>> Start

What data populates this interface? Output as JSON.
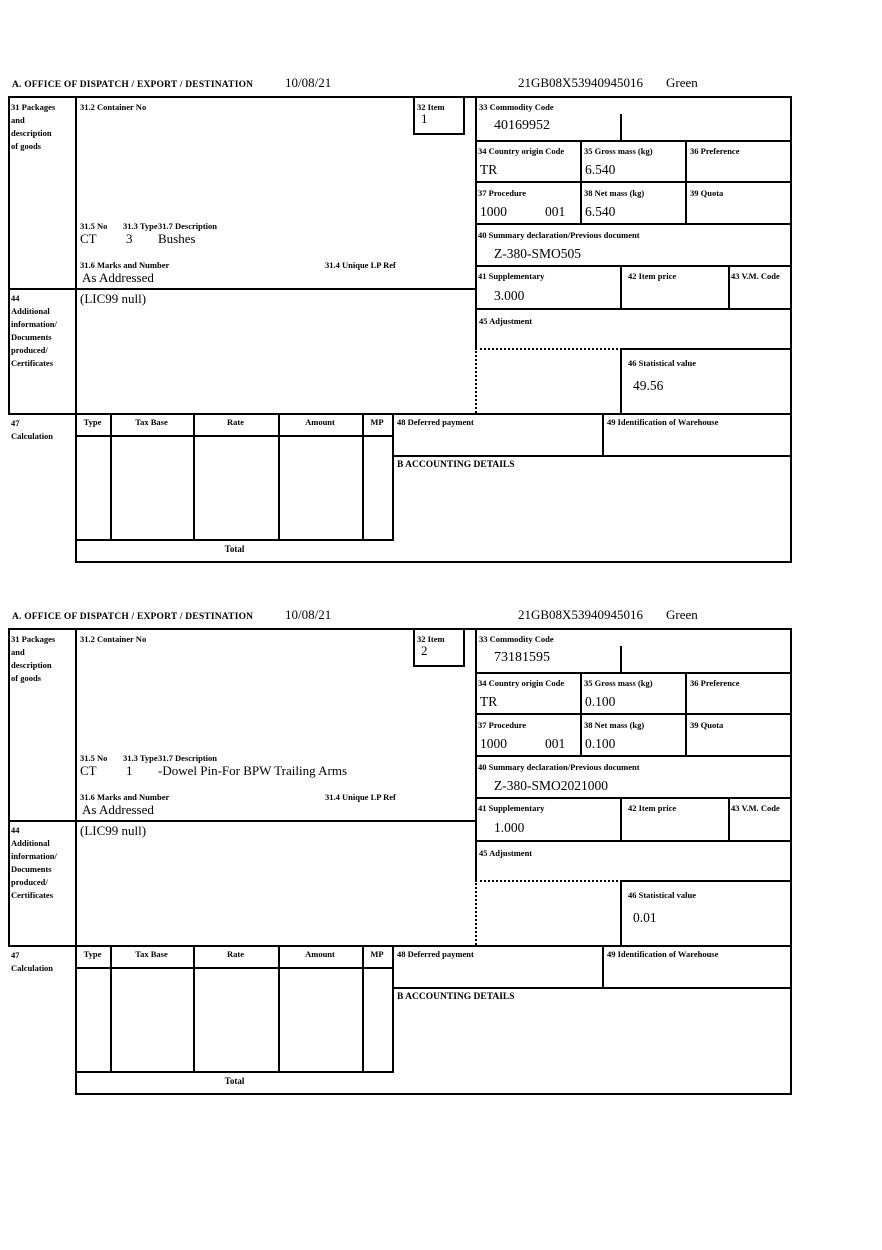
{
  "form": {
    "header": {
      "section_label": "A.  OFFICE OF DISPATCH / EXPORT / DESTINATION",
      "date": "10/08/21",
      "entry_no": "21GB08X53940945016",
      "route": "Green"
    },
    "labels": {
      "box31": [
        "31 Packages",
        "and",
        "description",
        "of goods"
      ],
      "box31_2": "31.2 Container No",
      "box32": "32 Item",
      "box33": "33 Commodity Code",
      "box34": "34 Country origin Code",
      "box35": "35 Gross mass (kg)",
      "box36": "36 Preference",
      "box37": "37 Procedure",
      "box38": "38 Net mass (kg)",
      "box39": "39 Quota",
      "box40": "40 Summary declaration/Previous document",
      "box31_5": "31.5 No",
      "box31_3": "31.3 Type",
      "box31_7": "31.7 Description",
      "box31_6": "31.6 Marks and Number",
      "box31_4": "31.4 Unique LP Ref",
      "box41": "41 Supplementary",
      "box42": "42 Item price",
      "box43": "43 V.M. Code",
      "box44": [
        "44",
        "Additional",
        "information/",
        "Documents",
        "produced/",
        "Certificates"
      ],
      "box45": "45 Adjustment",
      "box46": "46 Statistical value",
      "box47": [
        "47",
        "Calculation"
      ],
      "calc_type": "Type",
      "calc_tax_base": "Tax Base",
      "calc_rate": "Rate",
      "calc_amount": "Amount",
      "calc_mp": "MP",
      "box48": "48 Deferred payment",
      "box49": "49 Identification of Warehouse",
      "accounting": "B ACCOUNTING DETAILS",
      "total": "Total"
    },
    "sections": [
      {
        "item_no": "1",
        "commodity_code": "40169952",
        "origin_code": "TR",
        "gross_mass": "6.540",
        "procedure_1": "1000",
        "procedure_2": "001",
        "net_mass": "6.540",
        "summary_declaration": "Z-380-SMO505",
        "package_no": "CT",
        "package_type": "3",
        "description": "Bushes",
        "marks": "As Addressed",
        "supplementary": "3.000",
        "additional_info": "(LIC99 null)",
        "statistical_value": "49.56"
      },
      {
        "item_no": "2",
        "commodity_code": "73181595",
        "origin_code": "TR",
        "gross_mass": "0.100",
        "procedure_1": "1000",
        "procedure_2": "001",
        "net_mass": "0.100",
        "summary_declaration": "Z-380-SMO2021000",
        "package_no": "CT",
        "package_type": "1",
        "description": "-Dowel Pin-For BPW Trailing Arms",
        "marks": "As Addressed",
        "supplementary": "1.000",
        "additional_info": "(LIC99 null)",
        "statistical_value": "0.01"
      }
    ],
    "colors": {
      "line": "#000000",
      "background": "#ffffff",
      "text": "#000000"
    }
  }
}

>> End
>> Start

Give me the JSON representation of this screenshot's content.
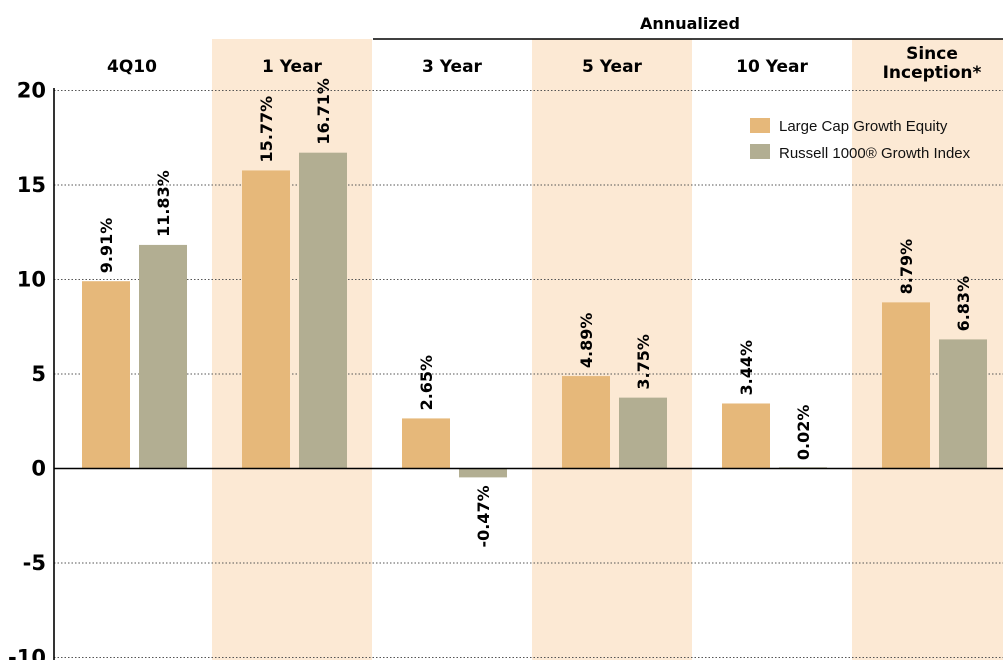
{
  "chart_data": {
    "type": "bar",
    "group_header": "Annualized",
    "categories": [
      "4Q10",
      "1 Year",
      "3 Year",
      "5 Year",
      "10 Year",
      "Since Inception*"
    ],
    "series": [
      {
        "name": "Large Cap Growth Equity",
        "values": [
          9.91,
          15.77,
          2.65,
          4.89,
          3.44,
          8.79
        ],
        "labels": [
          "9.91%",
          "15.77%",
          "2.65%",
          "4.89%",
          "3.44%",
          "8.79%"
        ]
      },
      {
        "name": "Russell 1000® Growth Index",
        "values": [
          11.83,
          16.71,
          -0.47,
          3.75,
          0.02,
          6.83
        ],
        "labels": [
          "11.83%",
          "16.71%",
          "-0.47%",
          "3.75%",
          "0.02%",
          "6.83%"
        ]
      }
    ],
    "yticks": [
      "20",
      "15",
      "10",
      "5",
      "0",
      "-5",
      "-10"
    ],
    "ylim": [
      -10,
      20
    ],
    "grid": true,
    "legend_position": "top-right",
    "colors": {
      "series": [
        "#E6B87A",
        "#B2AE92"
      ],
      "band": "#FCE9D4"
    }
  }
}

>> End

▸ **Goal**:
Extract each line from the listing that holds the word "JSON".

▸ **Expected output**:
What data populates this interface? Output as JSON.
Give me the JSON representation of this screenshot's content.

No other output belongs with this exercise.